— start Records provided —

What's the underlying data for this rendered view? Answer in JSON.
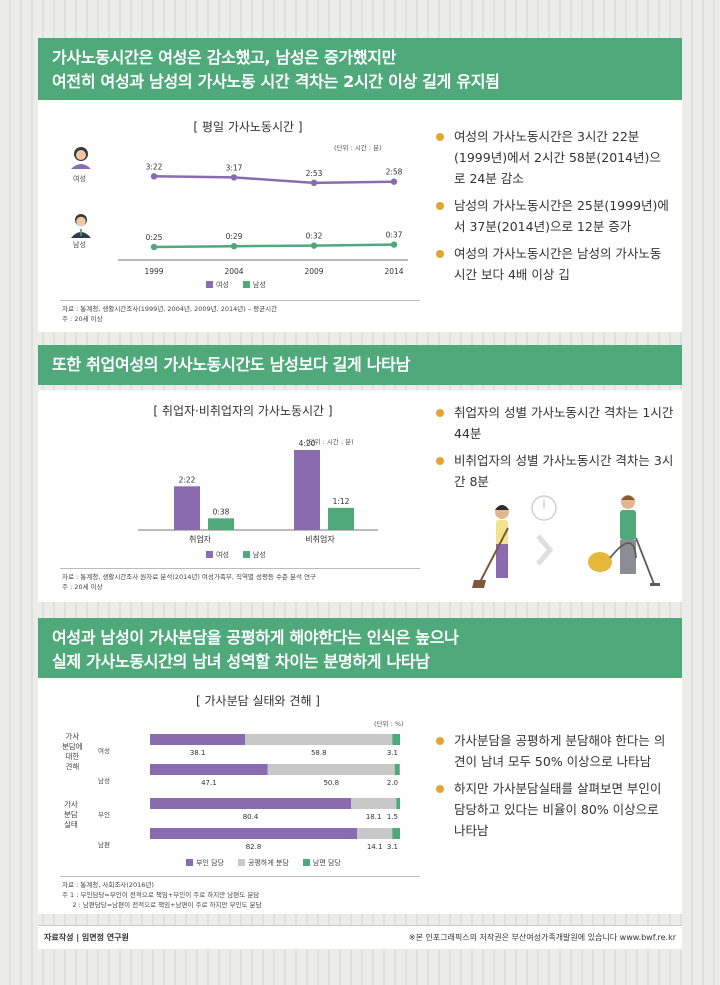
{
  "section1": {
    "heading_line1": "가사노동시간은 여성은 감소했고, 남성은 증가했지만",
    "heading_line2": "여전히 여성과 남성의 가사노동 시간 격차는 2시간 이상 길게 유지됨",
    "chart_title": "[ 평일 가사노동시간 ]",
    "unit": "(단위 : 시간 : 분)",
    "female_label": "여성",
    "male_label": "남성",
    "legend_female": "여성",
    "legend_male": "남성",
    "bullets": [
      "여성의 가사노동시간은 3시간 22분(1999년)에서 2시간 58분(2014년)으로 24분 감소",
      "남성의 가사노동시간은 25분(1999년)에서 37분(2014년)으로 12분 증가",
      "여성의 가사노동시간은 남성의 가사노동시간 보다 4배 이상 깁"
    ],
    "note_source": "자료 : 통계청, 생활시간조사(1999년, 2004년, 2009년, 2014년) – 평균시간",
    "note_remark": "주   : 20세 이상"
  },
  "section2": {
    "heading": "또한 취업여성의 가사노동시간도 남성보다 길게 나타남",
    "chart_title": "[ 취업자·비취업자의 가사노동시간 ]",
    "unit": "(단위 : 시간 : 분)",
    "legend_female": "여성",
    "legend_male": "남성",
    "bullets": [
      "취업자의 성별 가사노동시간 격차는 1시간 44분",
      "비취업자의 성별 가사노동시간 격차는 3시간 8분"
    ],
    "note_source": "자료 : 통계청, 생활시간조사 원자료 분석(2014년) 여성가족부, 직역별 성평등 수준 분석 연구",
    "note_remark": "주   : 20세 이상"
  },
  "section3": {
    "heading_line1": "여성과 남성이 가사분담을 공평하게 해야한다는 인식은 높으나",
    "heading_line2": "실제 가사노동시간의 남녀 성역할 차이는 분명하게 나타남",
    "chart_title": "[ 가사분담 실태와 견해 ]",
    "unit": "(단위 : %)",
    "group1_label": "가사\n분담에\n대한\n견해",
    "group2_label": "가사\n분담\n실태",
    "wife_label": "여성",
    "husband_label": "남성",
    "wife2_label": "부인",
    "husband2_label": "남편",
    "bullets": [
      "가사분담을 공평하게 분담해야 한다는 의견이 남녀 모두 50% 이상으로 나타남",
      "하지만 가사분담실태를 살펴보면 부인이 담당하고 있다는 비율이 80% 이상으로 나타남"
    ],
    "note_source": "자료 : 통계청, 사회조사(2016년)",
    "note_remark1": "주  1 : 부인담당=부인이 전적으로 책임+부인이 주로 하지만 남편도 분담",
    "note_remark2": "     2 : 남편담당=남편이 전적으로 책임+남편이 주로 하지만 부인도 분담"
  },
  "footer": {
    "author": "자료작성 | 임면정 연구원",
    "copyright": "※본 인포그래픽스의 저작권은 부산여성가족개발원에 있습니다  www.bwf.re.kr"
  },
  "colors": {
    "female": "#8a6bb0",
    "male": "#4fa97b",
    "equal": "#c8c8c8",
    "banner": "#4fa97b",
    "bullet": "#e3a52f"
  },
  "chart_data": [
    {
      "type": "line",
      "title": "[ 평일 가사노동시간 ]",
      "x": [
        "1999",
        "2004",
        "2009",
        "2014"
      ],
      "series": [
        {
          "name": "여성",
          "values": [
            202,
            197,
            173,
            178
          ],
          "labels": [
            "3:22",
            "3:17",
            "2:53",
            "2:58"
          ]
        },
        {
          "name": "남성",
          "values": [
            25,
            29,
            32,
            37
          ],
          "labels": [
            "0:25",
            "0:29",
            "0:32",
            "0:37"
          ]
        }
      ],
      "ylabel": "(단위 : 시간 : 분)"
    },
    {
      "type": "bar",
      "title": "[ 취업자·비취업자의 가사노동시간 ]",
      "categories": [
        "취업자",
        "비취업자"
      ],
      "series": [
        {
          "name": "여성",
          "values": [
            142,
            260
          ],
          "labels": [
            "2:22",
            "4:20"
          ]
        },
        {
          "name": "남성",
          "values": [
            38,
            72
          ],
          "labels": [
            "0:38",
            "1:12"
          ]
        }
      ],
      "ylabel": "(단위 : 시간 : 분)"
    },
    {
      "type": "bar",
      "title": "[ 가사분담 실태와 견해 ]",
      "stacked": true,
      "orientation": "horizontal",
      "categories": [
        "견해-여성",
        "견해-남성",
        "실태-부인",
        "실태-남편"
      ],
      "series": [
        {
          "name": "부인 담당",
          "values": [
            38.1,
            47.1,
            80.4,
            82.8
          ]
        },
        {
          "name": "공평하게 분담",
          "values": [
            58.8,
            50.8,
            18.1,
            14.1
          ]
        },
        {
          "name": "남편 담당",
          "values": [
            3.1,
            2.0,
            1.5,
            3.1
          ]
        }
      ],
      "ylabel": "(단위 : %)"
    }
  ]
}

— end Records provided —
— start Records provided —

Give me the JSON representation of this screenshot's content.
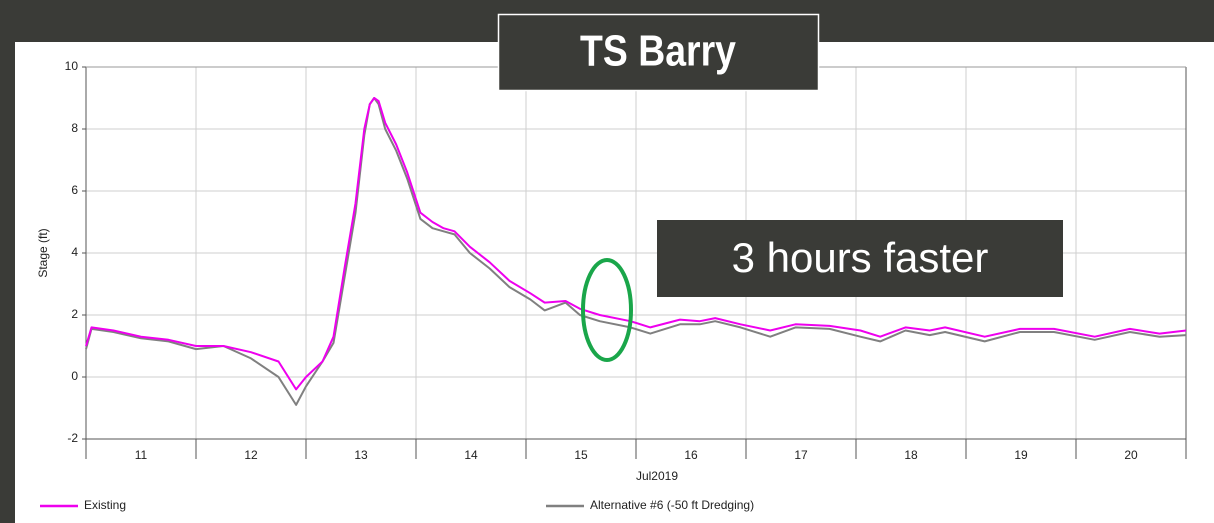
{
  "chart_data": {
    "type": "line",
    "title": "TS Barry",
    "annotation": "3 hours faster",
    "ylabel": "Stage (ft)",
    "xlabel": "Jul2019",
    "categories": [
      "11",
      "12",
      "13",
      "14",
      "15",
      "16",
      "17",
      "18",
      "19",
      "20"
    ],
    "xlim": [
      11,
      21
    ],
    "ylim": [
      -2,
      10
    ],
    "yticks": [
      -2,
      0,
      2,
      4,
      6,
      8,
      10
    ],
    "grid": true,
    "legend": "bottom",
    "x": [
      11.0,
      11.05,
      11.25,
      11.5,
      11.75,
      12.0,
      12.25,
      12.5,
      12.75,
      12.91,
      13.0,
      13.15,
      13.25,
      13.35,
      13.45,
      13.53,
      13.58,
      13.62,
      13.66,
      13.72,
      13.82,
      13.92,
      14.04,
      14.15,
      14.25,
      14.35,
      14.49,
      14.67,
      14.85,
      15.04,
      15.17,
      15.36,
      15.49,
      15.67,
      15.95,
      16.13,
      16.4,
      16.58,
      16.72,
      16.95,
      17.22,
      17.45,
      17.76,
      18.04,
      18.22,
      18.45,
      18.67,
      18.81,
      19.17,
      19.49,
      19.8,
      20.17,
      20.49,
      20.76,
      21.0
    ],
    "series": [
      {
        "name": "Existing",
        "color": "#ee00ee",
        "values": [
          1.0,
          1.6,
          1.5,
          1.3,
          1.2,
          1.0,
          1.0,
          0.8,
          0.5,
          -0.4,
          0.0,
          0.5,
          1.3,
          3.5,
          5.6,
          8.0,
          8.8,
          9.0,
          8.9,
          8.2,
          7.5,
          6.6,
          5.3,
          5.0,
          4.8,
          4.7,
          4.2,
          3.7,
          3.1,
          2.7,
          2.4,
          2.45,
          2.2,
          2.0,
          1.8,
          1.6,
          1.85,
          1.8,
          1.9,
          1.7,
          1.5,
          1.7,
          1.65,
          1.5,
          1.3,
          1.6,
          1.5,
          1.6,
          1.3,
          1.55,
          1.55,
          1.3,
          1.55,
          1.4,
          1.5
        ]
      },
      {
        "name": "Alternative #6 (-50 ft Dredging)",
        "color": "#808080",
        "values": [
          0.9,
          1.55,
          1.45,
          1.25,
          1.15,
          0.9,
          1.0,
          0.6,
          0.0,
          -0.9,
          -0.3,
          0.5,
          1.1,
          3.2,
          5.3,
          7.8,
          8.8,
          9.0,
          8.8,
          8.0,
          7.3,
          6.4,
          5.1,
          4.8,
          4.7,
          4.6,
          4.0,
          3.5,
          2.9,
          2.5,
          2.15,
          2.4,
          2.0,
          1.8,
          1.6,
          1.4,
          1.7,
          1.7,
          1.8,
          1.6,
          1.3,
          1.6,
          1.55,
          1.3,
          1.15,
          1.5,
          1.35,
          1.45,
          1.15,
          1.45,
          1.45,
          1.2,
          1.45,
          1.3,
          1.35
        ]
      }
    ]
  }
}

— end Records provided —
— start Records provided —

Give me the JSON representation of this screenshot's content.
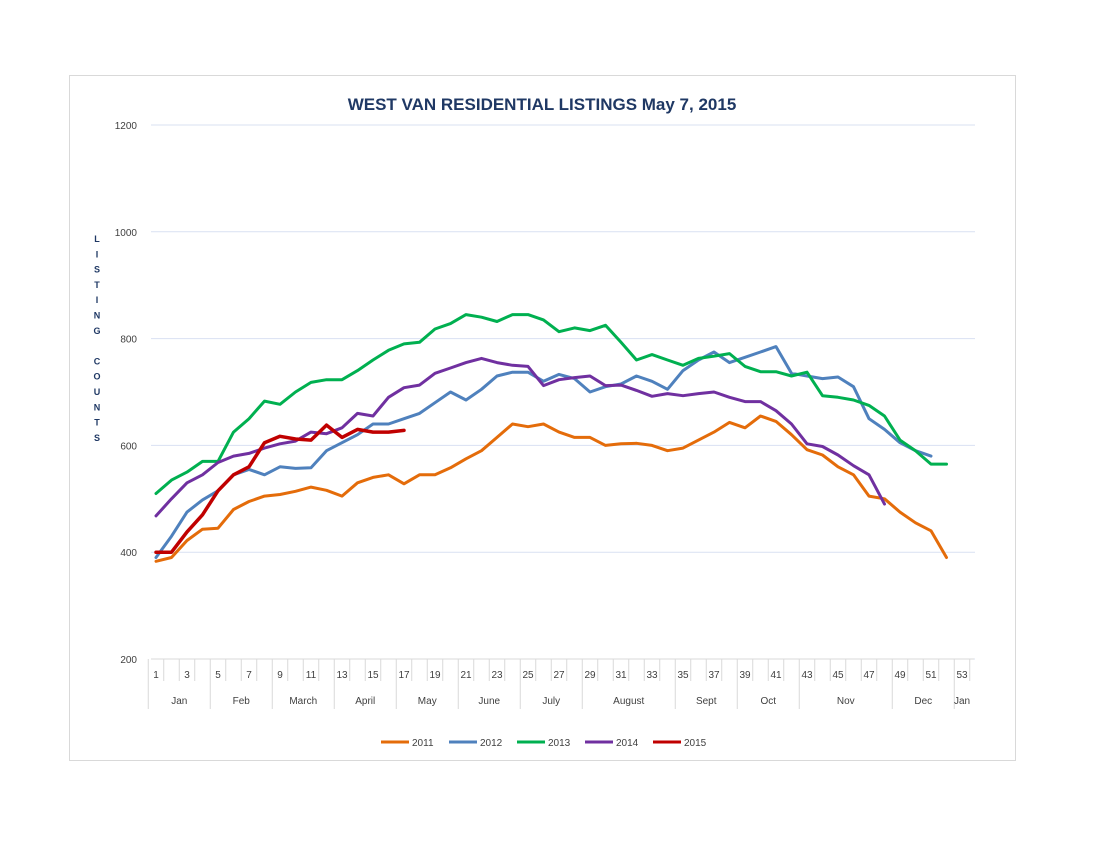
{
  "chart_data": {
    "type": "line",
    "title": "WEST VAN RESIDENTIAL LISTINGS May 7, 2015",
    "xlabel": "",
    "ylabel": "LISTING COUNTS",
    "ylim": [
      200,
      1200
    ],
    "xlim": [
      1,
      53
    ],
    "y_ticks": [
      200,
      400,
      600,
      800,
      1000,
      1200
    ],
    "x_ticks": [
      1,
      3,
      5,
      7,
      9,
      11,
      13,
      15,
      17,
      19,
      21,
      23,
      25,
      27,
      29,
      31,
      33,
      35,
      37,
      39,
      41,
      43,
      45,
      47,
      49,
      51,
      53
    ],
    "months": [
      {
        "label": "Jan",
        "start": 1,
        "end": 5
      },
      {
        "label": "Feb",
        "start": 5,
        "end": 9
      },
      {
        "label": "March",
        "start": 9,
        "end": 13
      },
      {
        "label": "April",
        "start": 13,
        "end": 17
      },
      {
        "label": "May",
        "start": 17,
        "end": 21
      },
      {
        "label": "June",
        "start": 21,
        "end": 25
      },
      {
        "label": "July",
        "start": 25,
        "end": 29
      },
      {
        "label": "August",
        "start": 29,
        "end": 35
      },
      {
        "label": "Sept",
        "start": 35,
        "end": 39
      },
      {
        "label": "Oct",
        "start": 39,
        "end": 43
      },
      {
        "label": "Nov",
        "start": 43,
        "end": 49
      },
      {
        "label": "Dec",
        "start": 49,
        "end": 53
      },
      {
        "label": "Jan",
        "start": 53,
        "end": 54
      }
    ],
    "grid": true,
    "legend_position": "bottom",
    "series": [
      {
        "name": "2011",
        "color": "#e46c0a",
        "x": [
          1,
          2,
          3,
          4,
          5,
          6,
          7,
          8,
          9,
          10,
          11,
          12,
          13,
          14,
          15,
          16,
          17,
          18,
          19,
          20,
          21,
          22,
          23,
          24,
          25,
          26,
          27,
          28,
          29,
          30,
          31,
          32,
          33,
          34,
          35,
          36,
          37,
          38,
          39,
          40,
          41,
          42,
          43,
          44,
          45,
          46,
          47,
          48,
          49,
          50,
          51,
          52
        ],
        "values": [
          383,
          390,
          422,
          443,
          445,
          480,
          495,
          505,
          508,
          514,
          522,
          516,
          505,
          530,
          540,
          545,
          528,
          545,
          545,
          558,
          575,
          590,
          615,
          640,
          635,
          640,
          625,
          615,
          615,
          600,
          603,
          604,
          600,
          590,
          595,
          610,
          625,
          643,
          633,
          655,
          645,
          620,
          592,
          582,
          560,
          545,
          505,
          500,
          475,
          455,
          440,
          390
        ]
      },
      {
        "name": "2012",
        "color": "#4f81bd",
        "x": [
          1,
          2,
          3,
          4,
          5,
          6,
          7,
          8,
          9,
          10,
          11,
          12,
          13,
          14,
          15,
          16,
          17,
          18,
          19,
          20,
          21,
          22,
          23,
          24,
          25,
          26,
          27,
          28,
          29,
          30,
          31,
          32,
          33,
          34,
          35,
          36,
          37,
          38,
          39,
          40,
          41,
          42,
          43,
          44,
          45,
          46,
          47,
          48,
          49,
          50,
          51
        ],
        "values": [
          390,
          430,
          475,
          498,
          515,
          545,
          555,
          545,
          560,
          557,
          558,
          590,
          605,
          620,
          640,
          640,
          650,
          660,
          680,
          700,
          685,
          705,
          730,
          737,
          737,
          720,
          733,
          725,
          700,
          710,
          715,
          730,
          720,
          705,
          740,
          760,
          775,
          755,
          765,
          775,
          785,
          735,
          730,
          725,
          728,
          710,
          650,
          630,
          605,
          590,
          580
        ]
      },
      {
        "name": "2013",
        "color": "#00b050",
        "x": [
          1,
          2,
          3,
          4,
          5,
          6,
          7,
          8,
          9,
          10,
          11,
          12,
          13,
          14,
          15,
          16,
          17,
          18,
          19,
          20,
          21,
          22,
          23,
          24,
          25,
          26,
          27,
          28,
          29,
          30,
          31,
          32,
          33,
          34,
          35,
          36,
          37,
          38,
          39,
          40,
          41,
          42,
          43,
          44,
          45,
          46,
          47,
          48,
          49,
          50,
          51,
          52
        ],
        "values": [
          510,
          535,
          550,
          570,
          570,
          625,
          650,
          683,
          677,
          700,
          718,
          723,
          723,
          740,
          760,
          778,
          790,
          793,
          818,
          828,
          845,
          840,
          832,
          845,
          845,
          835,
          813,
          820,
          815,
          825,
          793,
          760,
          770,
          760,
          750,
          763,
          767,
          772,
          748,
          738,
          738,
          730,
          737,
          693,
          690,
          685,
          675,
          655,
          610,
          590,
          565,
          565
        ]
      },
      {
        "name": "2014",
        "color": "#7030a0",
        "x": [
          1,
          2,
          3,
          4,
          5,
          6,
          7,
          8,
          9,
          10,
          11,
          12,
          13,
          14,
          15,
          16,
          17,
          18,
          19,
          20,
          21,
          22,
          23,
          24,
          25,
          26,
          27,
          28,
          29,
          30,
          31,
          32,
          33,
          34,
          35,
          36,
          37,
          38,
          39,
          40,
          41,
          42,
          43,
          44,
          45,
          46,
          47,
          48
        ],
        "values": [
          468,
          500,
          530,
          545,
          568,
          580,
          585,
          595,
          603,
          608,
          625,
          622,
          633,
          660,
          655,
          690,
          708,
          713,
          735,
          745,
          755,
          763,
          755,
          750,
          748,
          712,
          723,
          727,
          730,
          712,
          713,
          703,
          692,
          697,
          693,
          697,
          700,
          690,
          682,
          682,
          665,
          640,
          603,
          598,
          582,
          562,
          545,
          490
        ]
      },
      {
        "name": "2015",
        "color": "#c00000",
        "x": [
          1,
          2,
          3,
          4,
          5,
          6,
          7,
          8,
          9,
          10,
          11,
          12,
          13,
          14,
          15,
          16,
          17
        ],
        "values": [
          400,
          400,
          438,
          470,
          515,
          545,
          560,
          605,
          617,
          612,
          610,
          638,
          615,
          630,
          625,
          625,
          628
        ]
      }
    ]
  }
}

— end Records provided —

Exercise goal ▸
Using the listing above, list every line in which the string "이상으로" occurs.

Result ▸
      "가사분담을 공평하게 분담해야 한다는 의견이 남녀 모두 50% 이상으로 나타남",
      "하지만 가사분담실태를 살펴보면 부인이 담당하고 있다는 비율이 80% 이상으로 나타남"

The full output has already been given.